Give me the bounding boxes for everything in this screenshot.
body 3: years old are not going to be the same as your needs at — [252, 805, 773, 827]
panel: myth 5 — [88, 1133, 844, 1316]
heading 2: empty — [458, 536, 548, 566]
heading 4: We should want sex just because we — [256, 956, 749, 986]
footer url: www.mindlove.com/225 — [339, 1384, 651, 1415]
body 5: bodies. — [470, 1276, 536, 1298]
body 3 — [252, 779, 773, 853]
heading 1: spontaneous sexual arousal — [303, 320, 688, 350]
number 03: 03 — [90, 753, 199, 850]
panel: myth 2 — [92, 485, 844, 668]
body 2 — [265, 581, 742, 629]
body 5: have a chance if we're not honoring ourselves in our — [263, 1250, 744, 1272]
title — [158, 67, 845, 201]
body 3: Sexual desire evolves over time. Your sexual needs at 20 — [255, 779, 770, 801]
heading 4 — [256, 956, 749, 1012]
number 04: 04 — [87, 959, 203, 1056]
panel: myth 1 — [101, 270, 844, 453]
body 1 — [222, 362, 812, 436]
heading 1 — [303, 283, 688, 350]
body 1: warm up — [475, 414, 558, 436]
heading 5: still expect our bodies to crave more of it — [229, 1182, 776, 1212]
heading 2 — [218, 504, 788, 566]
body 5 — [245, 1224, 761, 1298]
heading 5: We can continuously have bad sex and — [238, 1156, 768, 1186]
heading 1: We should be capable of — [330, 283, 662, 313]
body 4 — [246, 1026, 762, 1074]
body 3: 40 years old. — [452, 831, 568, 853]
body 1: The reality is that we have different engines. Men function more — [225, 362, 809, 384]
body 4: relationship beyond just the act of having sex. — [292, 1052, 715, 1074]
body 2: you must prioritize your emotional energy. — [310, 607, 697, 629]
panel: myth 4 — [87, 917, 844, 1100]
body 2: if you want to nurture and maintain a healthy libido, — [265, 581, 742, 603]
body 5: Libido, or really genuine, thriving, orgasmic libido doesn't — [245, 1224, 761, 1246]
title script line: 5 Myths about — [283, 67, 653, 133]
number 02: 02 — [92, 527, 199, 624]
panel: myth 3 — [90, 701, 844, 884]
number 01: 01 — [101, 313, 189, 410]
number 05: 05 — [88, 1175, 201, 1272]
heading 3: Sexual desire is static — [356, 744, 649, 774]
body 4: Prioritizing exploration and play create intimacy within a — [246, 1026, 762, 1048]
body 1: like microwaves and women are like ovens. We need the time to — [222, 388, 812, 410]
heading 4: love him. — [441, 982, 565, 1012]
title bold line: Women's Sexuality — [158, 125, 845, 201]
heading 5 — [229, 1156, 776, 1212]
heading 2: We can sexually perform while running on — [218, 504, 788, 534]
---*---
◆ **Challenge**
Switch "panel" to "card" in everything from the first of the lines above down to the line containing "number 04: 04 — [87, 959, 203, 1056]", changing nothing else. Give back only those lines.

◆ **Task output**
Give me the bounding boxes for everything in this screenshot.
body 3: years old are not going to be the same as your needs at — [252, 805, 773, 827]
card: myth 5 — [88, 1133, 844, 1316]
heading 2: empty — [458, 536, 548, 566]
heading 4: We should want sex just because we — [256, 956, 749, 986]
footer url: www.mindlove.com/225 — [339, 1384, 651, 1415]
body 5: bodies. — [470, 1276, 536, 1298]
body 3 — [252, 779, 773, 853]
heading 1: spontaneous sexual arousal — [303, 320, 688, 350]
number 03: 03 — [90, 753, 199, 850]
card: myth 2 — [92, 485, 844, 668]
body 2 — [265, 581, 742, 629]
body 5: have a chance if we're not honoring ourselves in our — [263, 1250, 744, 1272]
title — [158, 67, 845, 201]
body 3: Sexual desire evolves over time. Your sexual needs at 20 — [255, 779, 770, 801]
heading 4 — [256, 956, 749, 1012]
number 04: 04 — [87, 959, 203, 1056]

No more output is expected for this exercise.